▶ SOURCE DATA
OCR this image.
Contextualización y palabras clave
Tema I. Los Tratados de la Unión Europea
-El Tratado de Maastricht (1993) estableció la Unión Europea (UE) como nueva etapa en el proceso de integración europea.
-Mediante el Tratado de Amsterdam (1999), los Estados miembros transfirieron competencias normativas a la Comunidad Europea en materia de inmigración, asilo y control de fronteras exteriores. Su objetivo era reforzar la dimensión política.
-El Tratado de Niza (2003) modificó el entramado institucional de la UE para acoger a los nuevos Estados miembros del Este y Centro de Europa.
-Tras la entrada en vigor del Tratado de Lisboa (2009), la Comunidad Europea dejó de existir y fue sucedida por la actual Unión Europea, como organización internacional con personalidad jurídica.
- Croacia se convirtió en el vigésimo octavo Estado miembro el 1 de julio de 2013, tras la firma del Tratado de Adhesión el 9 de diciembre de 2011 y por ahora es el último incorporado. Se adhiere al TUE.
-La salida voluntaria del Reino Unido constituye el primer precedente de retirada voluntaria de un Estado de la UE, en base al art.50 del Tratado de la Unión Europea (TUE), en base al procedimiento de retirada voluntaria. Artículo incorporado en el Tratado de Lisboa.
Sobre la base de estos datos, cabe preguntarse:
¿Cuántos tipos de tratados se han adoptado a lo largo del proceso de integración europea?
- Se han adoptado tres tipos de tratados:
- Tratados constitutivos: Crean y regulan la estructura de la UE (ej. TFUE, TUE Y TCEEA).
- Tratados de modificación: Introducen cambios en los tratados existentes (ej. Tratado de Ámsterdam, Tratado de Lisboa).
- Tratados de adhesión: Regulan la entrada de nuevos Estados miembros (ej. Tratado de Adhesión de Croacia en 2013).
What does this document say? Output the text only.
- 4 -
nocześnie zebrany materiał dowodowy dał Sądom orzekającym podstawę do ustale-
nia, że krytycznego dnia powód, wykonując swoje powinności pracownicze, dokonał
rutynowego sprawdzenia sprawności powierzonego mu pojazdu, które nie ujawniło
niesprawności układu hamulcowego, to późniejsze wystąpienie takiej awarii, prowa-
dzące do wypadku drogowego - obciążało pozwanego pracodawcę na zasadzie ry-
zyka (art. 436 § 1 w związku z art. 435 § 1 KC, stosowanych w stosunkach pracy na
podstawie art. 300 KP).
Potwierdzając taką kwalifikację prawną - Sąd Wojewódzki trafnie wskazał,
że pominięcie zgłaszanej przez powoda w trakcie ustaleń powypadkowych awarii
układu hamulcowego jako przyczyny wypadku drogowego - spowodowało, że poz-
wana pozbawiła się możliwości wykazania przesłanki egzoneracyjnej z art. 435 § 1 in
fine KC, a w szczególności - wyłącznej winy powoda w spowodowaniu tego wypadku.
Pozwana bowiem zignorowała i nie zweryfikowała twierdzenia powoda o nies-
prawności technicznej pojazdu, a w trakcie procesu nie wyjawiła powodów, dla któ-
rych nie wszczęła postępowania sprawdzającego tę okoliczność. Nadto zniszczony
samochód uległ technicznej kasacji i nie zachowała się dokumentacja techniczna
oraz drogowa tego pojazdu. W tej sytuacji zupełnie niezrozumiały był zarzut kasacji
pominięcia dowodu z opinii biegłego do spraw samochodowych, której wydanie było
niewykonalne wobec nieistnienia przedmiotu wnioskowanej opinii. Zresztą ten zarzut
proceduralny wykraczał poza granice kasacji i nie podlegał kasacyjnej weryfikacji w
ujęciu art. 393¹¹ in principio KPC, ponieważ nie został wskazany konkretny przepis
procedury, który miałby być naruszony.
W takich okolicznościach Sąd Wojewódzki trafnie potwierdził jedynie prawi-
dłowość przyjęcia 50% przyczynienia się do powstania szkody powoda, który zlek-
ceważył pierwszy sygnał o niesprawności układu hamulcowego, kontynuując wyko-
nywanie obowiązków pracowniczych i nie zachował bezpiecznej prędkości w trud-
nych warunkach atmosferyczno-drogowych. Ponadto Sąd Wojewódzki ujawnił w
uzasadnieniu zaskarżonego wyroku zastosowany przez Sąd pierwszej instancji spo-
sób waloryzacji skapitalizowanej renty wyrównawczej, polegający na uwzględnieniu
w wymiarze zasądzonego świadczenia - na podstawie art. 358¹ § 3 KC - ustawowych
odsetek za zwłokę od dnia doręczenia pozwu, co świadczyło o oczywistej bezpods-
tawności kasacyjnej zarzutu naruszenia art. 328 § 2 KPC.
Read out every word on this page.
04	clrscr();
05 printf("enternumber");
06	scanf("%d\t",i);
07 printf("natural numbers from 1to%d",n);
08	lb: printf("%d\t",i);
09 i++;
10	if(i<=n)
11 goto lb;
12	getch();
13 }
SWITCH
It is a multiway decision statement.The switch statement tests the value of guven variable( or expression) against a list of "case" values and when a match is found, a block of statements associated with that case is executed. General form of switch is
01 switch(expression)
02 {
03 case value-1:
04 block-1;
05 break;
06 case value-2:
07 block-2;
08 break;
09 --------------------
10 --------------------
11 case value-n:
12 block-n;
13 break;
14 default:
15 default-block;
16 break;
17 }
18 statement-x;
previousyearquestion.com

▶ REQUIRED WORK
Check each line of the listing above for the string "integración", then report only how many lines have it.

▶ ANSWER TO THE EXERCISE
2